#### Exercise description:
Every line that contains the word "name" should be copied from the records below.
━━━ Available data ━━━
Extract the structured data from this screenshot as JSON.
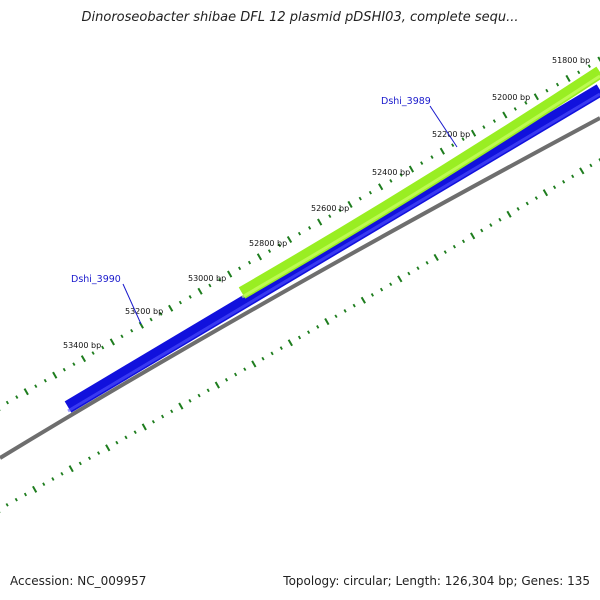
{
  "title": "Dinoroseobacter shibae DFL 12 plasmid pDSHI03, complete sequ...",
  "footer": {
    "accession": "Accession: NC_009957",
    "topology": "Topology: circular; Length: 126,304 bp; Genes: 135"
  },
  "colors": {
    "backbone": "#6e6e6e",
    "minus_strand_gene": "#1111dd",
    "plus_strand_gene": "#99ee22",
    "ticks": "#1e7d1e",
    "gene_label": "#1a1acc"
  },
  "position_labels": [
    "51800 bp",
    "52000 bp",
    "52200 bp",
    "52400 bp",
    "52600 bp",
    "52800 bp",
    "53000 bp",
    "53200 bp",
    "53400 bp"
  ],
  "genes": [
    {
      "name": "Dshi_3989",
      "strand": "plus"
    },
    {
      "name": "Dshi_3990",
      "strand": "minus"
    }
  ]
}
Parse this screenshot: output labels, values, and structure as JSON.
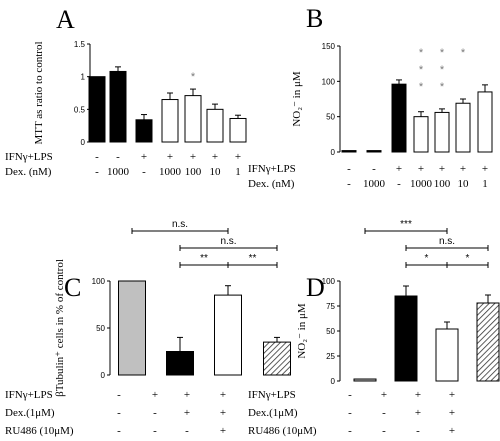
{
  "figure": {
    "panels": [
      "A",
      "B",
      "C",
      "D"
    ]
  },
  "chart_data": [
    {
      "panel": "A",
      "type": "bar",
      "ylabel": "MTT as ratio to control",
      "ylim": [
        0,
        1.5
      ],
      "yticks": [
        "0",
        "0.5",
        "1",
        "1.5"
      ],
      "values": [
        1.0,
        1.08,
        0.34,
        0.65,
        0.71,
        0.5,
        0.36
      ],
      "errors": [
        0.0,
        0.07,
        0.08,
        0.1,
        0.1,
        0.08,
        0.05
      ],
      "fills": [
        "#000000",
        "#000000",
        "#000000",
        "#ffffff",
        "#ffffff",
        "#ffffff",
        "#ffffff"
      ],
      "rows": [
        {
          "label": "IFNγ+LPS",
          "cells": [
            "-",
            "-",
            "+",
            "+",
            "+",
            "+",
            "+"
          ]
        },
        {
          "label": "Dex. (nM)",
          "cells": [
            "-",
            "1000",
            "-",
            "1000",
            "100",
            "10",
            "1"
          ]
        }
      ],
      "annotations": [
        {
          "bar": 4,
          "text": "*",
          "above": 0.3
        }
      ]
    },
    {
      "panel": "B",
      "type": "bar",
      "ylabel": "NO₂⁻ in μM",
      "ylim": [
        0,
        150
      ],
      "yticks": [
        "0",
        "50",
        "100",
        "150"
      ],
      "values": [
        2,
        2,
        96,
        50,
        56,
        69,
        85
      ],
      "errors": [
        0,
        0,
        6,
        7,
        5,
        6,
        10
      ],
      "fills": [
        "#000000",
        "#000000",
        "#000000",
        "#ffffff",
        "#ffffff",
        "#ffffff",
        "#ffffff"
      ],
      "rows": [
        {
          "label": "IFNγ+LPS",
          "cells": [
            "-",
            "-",
            "+",
            "+",
            "+",
            "+",
            "+"
          ]
        },
        {
          "label": "Dex. (nM)",
          "cells": [
            "-",
            "1000",
            "-",
            "1000",
            "100",
            "10",
            "1"
          ]
        }
      ],
      "stars": [
        {
          "bar": 3,
          "values": [
            "*",
            "*",
            "*"
          ]
        },
        {
          "bar": 4,
          "values": [
            "*",
            "*",
            "*"
          ]
        },
        {
          "bar": 5,
          "values": [
            "*"
          ]
        }
      ]
    },
    {
      "panel": "C",
      "type": "bar",
      "ylabel": "βTubulin⁺ cells in % of control",
      "ylim": [
        0,
        100
      ],
      "yticks": [
        "0",
        "50",
        "100"
      ],
      "values": [
        100,
        25,
        85,
        35
      ],
      "errors": [
        0,
        15,
        10,
        5
      ],
      "fills": [
        "#c0c0c0",
        "#000000",
        "#ffffff",
        "hatch"
      ],
      "rows": [
        {
          "label": "IFNγ+LPS",
          "cells": [
            "-",
            "+",
            "+",
            "+"
          ]
        },
        {
          "label": "Dex.(1μM)",
          "cells": [
            "-",
            "-",
            "+",
            "+"
          ]
        },
        {
          "label": "RU486 (10μM)",
          "cells": [
            "-",
            "-",
            "-",
            "+"
          ]
        }
      ],
      "brackets": [
        {
          "from": 0,
          "to": 2,
          "text": "n.s.",
          "level": 3
        },
        {
          "from": 1,
          "to": 3,
          "text": "n.s.",
          "level": 2
        },
        {
          "from": 1,
          "to": 2,
          "text": "**",
          "level": 1
        },
        {
          "from": 2,
          "to": 3,
          "text": "**",
          "level": 1
        }
      ]
    },
    {
      "panel": "D",
      "type": "bar",
      "ylabel": "NO₂⁻ in μM",
      "ylim": [
        0,
        100
      ],
      "yticks": [
        "0",
        "25",
        "50",
        "75",
        "100"
      ],
      "values": [
        2,
        85,
        52,
        78
      ],
      "errors": [
        0,
        10,
        7,
        8
      ],
      "fills": [
        "#c0c0c0",
        "#000000",
        "#ffffff",
        "hatch"
      ],
      "rows": [
        {
          "label": "IFNγ+LPS",
          "cells": [
            "-",
            "+",
            "+",
            "+"
          ]
        },
        {
          "label": "Dex.(1μM)",
          "cells": [
            "-",
            "-",
            "+",
            "+"
          ]
        },
        {
          "label": "RU486 (10μM)",
          "cells": [
            "-",
            "-",
            "-",
            "+"
          ]
        }
      ],
      "brackets": [
        {
          "from": 0,
          "to": 2,
          "text": "***",
          "level": 3
        },
        {
          "from": 1,
          "to": 3,
          "text": "n.s.",
          "level": 2
        },
        {
          "from": 1,
          "to": 2,
          "text": "*",
          "level": 1
        },
        {
          "from": 2,
          "to": 3,
          "text": "*",
          "level": 1
        }
      ]
    }
  ]
}
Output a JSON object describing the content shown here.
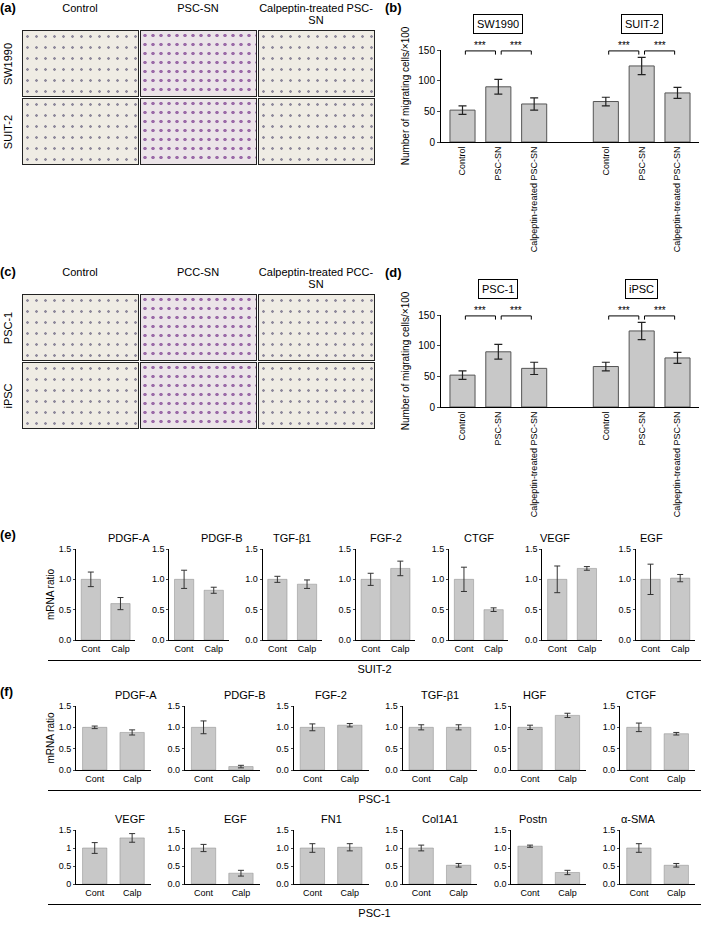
{
  "panels": [
    {
      "panel": "(a)",
      "type": "image_grid",
      "columns": [
        "Control",
        "PSC-SN",
        "Calpeptin-treated PSC-SN"
      ],
      "rows": [
        "SW1990",
        "SUIT-2"
      ]
    },
    {
      "panel": "(c)",
      "type": "image_grid",
      "columns": [
        "Control",
        "PCC-SN",
        "Calpeptin-treated PCC-SN"
      ],
      "rows": [
        "PSC-1",
        "iPSC"
      ]
    }
  ],
  "chart_data": [
    {
      "panel": "(b)",
      "type": "bar",
      "y_label": "Number of migrating cells/×100",
      "color": "#c8c8c8",
      "ylim": [
        0,
        150
      ],
      "yticks": [
        0,
        50,
        100,
        150
      ],
      "groups": [
        {
          "name": "SW1990",
          "categories": [
            "Control",
            "PSC-SN",
            "Calpeptin-treated PSC-SN"
          ],
          "values": [
            52,
            90,
            62
          ],
          "errors": [
            7,
            12,
            10
          ],
          "significance": [
            {
              "pair": [
                "Control",
                "PSC-SN"
              ],
              "label": "***"
            },
            {
              "pair": [
                "PSC-SN",
                "Calpeptin-treated PSC-SN"
              ],
              "label": "***"
            }
          ]
        },
        {
          "name": "SUIT-2",
          "categories": [
            "Control",
            "PSC-SN",
            "Calpeptin-treated PSC-SN"
          ],
          "values": [
            66,
            124,
            80
          ],
          "errors": [
            7,
            14,
            9
          ],
          "significance": [
            {
              "pair": [
                "Control",
                "PSC-SN"
              ],
              "label": "***"
            },
            {
              "pair": [
                "PSC-SN",
                "Calpeptin-treated PSC-SN"
              ],
              "label": "***"
            }
          ]
        }
      ]
    },
    {
      "panel": "(d)",
      "type": "bar",
      "y_label": "Number of migrating cells/×100",
      "color": "#c8c8c8",
      "ylim": [
        0,
        150
      ],
      "yticks": [
        0,
        50,
        100,
        150
      ],
      "groups": [
        {
          "name": "PSC-1",
          "categories": [
            "Control",
            "PSC-SN",
            "Calpeptin-treated PSC-SN"
          ],
          "values": [
            52,
            90,
            63
          ],
          "errors": [
            7,
            12,
            10
          ],
          "significance": [
            {
              "pair": [
                "Control",
                "PSC-SN"
              ],
              "label": "***"
            },
            {
              "pair": [
                "PSC-SN",
                "Calpeptin-treated PSC-SN"
              ],
              "label": "***"
            }
          ]
        },
        {
          "name": "iPSC",
          "categories": [
            "Control",
            "PSC-SN",
            "Calpeptin-treated PSC-SN"
          ],
          "values": [
            66,
            124,
            80
          ],
          "errors": [
            7,
            14,
            9
          ],
          "significance": [
            {
              "pair": [
                "Control",
                "PSC-SN"
              ],
              "label": "***"
            },
            {
              "pair": [
                "PSC-SN",
                "Calpeptin-treated PSC-SN"
              ],
              "label": "***"
            }
          ]
        }
      ]
    },
    {
      "panel": "(e)",
      "type": "bar",
      "y_label": "mRNA ratio",
      "caption": "SUIT-2",
      "color": "#c8c8c8",
      "ylim": [
        0,
        1.5
      ],
      "yticks": [
        {
          "value": 0,
          "label": "0.0"
        },
        0.5,
        {
          "value": 1,
          "label": "1.0"
        },
        1.5
      ],
      "categories": [
        "Cont",
        "Calp"
      ],
      "charts": [
        {
          "title": "PDGF-A",
          "values": [
            1.0,
            0.6
          ],
          "errors": [
            0.12,
            0.1
          ]
        },
        {
          "title": "PDGF-B",
          "values": [
            1.0,
            0.82
          ],
          "errors": [
            0.15,
            0.05
          ]
        },
        {
          "title": "TGF-β1",
          "values": [
            1.0,
            0.92
          ],
          "errors": [
            0.05,
            0.07
          ]
        },
        {
          "title": "FGF-2",
          "values": [
            1.0,
            1.18
          ],
          "errors": [
            0.1,
            0.12
          ]
        },
        {
          "title": "CTGF",
          "values": [
            1.0,
            0.5
          ],
          "errors": [
            0.2,
            0.03
          ]
        },
        {
          "title": "VEGF",
          "values": [
            1.0,
            1.18
          ],
          "errors": [
            0.22,
            0.03
          ]
        },
        {
          "title": "EGF",
          "values": [
            1.0,
            1.02
          ],
          "errors": [
            0.25,
            0.06
          ]
        }
      ]
    },
    {
      "panel": "(f)",
      "type": "bar",
      "y_label": "mRNA ratio",
      "caption": "PSC-1",
      "color": "#c8c8c8",
      "ylim": [
        0,
        1.5
      ],
      "yticks": [
        {
          "value": 0,
          "label": "0.0"
        },
        0.5,
        {
          "value": 1,
          "label": "1.0"
        },
        1.5
      ],
      "categories": [
        "Cont",
        "Calp"
      ],
      "charts": [
        {
          "title": "PDGF-A",
          "values": [
            1.0,
            0.88
          ],
          "errors": [
            0.03,
            0.06
          ]
        },
        {
          "title": "PDGF-B",
          "values": [
            1.0,
            0.08
          ],
          "errors": [
            0.15,
            0.03
          ]
        },
        {
          "title": "FGF-2",
          "values": [
            1.0,
            1.05
          ],
          "errors": [
            0.08,
            0.04
          ]
        },
        {
          "title": "TGF-β1",
          "values": [
            1.0,
            1.0
          ],
          "errors": [
            0.06,
            0.06
          ]
        },
        {
          "title": "HGF",
          "values": [
            1.0,
            1.28
          ],
          "errors": [
            0.05,
            0.05
          ]
        },
        {
          "title": "CTGF",
          "values": [
            1.0,
            0.85
          ],
          "errors": [
            0.1,
            0.03
          ]
        }
      ]
    },
    {
      "type": "bar",
      "caption": "PSC-1",
      "color": "#c8c8c8",
      "ylim": [
        0,
        1.5
      ],
      "yticks": [
        {
          "value": 0,
          "label": "0.0"
        },
        0.5,
        {
          "value": 1,
          "label": "1.0"
        },
        1.5
      ],
      "categories": [
        "Cont",
        "Calp"
      ],
      "charts": [
        {
          "title": "VEGF",
          "values": [
            1.0,
            1.28
          ],
          "errors": [
            0.15,
            0.12
          ],
          "yticks": [
            0,
            0.5,
            1,
            1.5
          ]
        },
        {
          "title": "EGF",
          "values": [
            1.0,
            0.3
          ],
          "errors": [
            0.1,
            0.08
          ]
        },
        {
          "title": "FN1",
          "values": [
            1.0,
            1.02
          ],
          "errors": [
            0.12,
            0.1
          ]
        },
        {
          "title": "Col1A1",
          "values": [
            1.0,
            0.52
          ],
          "errors": [
            0.08,
            0.05
          ]
        },
        {
          "title": "Postn",
          "values": [
            1.05,
            0.32
          ],
          "errors": [
            0.03,
            0.06
          ]
        },
        {
          "title": "α-SMA",
          "values": [
            1.0,
            0.52
          ],
          "errors": [
            0.12,
            0.05
          ]
        }
      ]
    }
  ]
}
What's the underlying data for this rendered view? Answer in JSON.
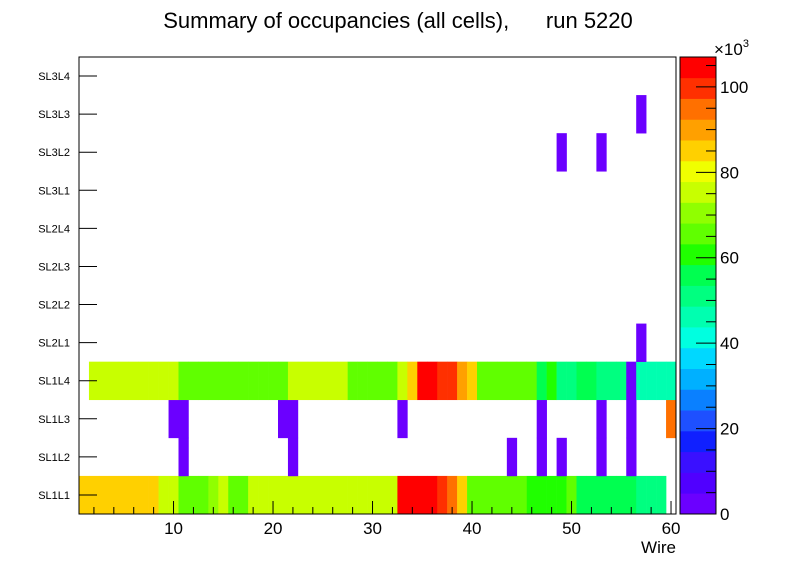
{
  "chart_data": {
    "type": "heatmap",
    "title": "Summary of occupancies (all cells),      run 5220",
    "xlabel": "Wire",
    "ylabel": "",
    "xlim": [
      0.5,
      60.5
    ],
    "x_ticks": [
      10,
      20,
      30,
      40,
      50,
      60
    ],
    "y_categories": [
      "SL1L1",
      "SL1L2",
      "SL1L3",
      "SL1L4",
      "SL2L1",
      "SL2L2",
      "SL2L3",
      "SL2L4",
      "SL3L1",
      "SL3L2",
      "SL3L3",
      "SL3L4"
    ],
    "color_scale": {
      "min": 0,
      "max": 107000,
      "exponent_label": "×10",
      "exponent_power": "3",
      "ticks": [
        0,
        20,
        40,
        60,
        80,
        100
      ],
      "palette": [
        "#6b00ff",
        "#5000ff",
        "#3a10ff",
        "#1020ff",
        "#1e50ff",
        "#0a80ff",
        "#00b0ff",
        "#00d8ff",
        "#00ffe0",
        "#00ffb0",
        "#00ff80",
        "#00ff50",
        "#20ff00",
        "#60ff00",
        "#90ff00",
        "#c8ff00",
        "#f0ff00",
        "#ffd000",
        "#ffa000",
        "#ff7000",
        "#ff3000",
        "#ff0000"
      ]
    },
    "rows": [
      {
        "layer": "SL1L1",
        "cells": [
          [
            1,
            85000
          ],
          [
            2,
            85000
          ],
          [
            3,
            85000
          ],
          [
            4,
            85000
          ],
          [
            5,
            85000
          ],
          [
            6,
            85000
          ],
          [
            7,
            85000
          ],
          [
            8,
            85000
          ],
          [
            9,
            77000
          ],
          [
            10,
            73000
          ],
          [
            11,
            65000
          ],
          [
            12,
            65000
          ],
          [
            13,
            65000
          ],
          [
            14,
            70000
          ],
          [
            15,
            73000
          ],
          [
            16,
            65000
          ],
          [
            17,
            65000
          ],
          [
            18,
            73000
          ],
          [
            19,
            73000
          ],
          [
            20,
            73000
          ],
          [
            21,
            77000
          ],
          [
            22,
            77000
          ],
          [
            23,
            77000
          ],
          [
            24,
            77000
          ],
          [
            25,
            77000
          ],
          [
            26,
            73000
          ],
          [
            27,
            73000
          ],
          [
            28,
            73000
          ],
          [
            29,
            77000
          ],
          [
            30,
            73000
          ],
          [
            31,
            73000
          ],
          [
            32,
            77000
          ],
          [
            33,
            103000
          ],
          [
            34,
            103000
          ],
          [
            35,
            103000
          ],
          [
            36,
            103000
          ],
          [
            37,
            98000
          ],
          [
            38,
            93000
          ],
          [
            39,
            85000
          ],
          [
            40,
            65000
          ],
          [
            41,
            65000
          ],
          [
            42,
            65000
          ],
          [
            43,
            65000
          ],
          [
            44,
            68000
          ],
          [
            45,
            68000
          ],
          [
            46,
            62000
          ],
          [
            47,
            62000
          ],
          [
            48,
            62000
          ],
          [
            49,
            62000
          ],
          [
            50,
            68000
          ],
          [
            51,
            58000
          ],
          [
            52,
            58000
          ],
          [
            53,
            58000
          ],
          [
            54,
            58000
          ],
          [
            55,
            58000
          ],
          [
            56,
            58000
          ],
          [
            57,
            52000
          ],
          [
            58,
            52000
          ],
          [
            59,
            52000
          ]
        ]
      },
      {
        "layer": "SL1L2",
        "cells": [
          [
            11,
            4000
          ],
          [
            22,
            4000
          ],
          [
            44,
            4000
          ],
          [
            47,
            4000
          ],
          [
            49,
            4000
          ],
          [
            53,
            4000
          ],
          [
            56,
            4000
          ]
        ]
      },
      {
        "layer": "SL1L3",
        "cells": [
          [
            10,
            4000
          ],
          [
            11,
            4000
          ],
          [
            21,
            4000
          ],
          [
            22,
            4000
          ],
          [
            33,
            4000
          ],
          [
            47,
            4000
          ],
          [
            53,
            4000
          ],
          [
            56,
            4000
          ],
          [
            60,
            95000
          ]
        ]
      },
      {
        "layer": "SL1L4",
        "cells": [
          [
            2,
            73000
          ],
          [
            3,
            77000
          ],
          [
            4,
            77000
          ],
          [
            5,
            73000
          ],
          [
            6,
            77000
          ],
          [
            7,
            77000
          ],
          [
            8,
            77000
          ],
          [
            9,
            73000
          ],
          [
            10,
            73000
          ],
          [
            11,
            68000
          ],
          [
            12,
            65000
          ],
          [
            13,
            68000
          ],
          [
            14,
            68000
          ],
          [
            15,
            68000
          ],
          [
            16,
            68000
          ],
          [
            17,
            65000
          ],
          [
            18,
            65000
          ],
          [
            19,
            65000
          ],
          [
            20,
            68000
          ],
          [
            21,
            68000
          ],
          [
            22,
            73000
          ],
          [
            23,
            73000
          ],
          [
            24,
            73000
          ],
          [
            25,
            73000
          ],
          [
            26,
            73000
          ],
          [
            27,
            73000
          ],
          [
            28,
            68000
          ],
          [
            29,
            68000
          ],
          [
            30,
            68000
          ],
          [
            31,
            68000
          ],
          [
            32,
            68000
          ],
          [
            33,
            77000
          ],
          [
            34,
            85000
          ],
          [
            35,
            103000
          ],
          [
            36,
            103000
          ],
          [
            37,
            98000
          ],
          [
            38,
            98000
          ],
          [
            39,
            91000
          ],
          [
            40,
            85000
          ],
          [
            41,
            68000
          ],
          [
            42,
            65000
          ],
          [
            43,
            65000
          ],
          [
            44,
            65000
          ],
          [
            45,
            65000
          ],
          [
            46,
            68000
          ],
          [
            47,
            58000
          ],
          [
            48,
            62000
          ],
          [
            49,
            52000
          ],
          [
            50,
            52000
          ],
          [
            51,
            55000
          ],
          [
            52,
            55000
          ],
          [
            53,
            52000
          ],
          [
            54,
            52000
          ],
          [
            55,
            52000
          ],
          [
            56,
            4000
          ],
          [
            57,
            47000
          ],
          [
            58,
            47000
          ],
          [
            59,
            47000
          ],
          [
            60,
            45000
          ]
        ]
      },
      {
        "layer": "SL2L1",
        "cells": [
          [
            57,
            4000
          ]
        ]
      },
      {
        "layer": "SL2L2",
        "cells": []
      },
      {
        "layer": "SL2L3",
        "cells": []
      },
      {
        "layer": "SL2L4",
        "cells": []
      },
      {
        "layer": "SL3L1",
        "cells": []
      },
      {
        "layer": "SL3L2",
        "cells": [
          [
            49,
            4000
          ],
          [
            53,
            4000
          ]
        ]
      },
      {
        "layer": "SL3L3",
        "cells": [
          [
            57,
            4000
          ]
        ]
      },
      {
        "layer": "SL3L4",
        "cells": []
      }
    ]
  }
}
━━━
#### Solution to the problem:
      "name": "Dshi_3989",
      "name": "Dshi_3990",
          "name": "SW1990",
          "name": "SUIT-2",
          "name": "PSC-1",
          "name": "iPSC",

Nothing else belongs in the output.